DATA IN THIS EXERCISE:
+---+
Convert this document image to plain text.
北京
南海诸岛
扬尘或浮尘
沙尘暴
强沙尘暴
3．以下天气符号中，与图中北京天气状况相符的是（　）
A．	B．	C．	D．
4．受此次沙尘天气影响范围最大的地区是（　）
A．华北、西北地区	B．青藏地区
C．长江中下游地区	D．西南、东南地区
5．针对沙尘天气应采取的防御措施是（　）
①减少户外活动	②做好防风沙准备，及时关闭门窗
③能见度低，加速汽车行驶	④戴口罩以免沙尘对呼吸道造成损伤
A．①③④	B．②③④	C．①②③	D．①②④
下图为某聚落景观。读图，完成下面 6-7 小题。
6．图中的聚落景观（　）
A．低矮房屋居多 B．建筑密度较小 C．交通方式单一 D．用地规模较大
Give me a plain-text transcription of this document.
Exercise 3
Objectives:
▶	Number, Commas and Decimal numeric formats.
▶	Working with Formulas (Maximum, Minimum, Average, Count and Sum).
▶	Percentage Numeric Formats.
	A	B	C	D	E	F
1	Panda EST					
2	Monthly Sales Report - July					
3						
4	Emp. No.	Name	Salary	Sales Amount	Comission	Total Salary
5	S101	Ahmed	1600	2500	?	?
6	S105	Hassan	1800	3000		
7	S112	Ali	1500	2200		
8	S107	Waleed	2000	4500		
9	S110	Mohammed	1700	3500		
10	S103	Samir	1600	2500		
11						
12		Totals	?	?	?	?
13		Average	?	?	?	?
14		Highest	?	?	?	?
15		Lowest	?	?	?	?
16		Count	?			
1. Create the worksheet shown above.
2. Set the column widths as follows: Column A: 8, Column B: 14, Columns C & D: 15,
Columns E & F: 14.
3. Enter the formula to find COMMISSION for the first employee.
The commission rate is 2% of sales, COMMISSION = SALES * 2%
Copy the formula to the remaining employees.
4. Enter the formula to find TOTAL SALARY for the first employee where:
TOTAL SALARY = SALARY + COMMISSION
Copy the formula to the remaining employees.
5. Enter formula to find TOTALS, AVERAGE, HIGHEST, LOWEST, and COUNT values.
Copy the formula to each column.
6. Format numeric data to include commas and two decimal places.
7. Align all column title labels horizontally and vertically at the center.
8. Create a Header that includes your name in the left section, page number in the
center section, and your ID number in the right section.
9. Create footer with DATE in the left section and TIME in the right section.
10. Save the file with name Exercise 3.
+---+
Copy each line of the data that contains the word "text".

Convert this document image to plain text.
Give me a plain-text transcription of this document.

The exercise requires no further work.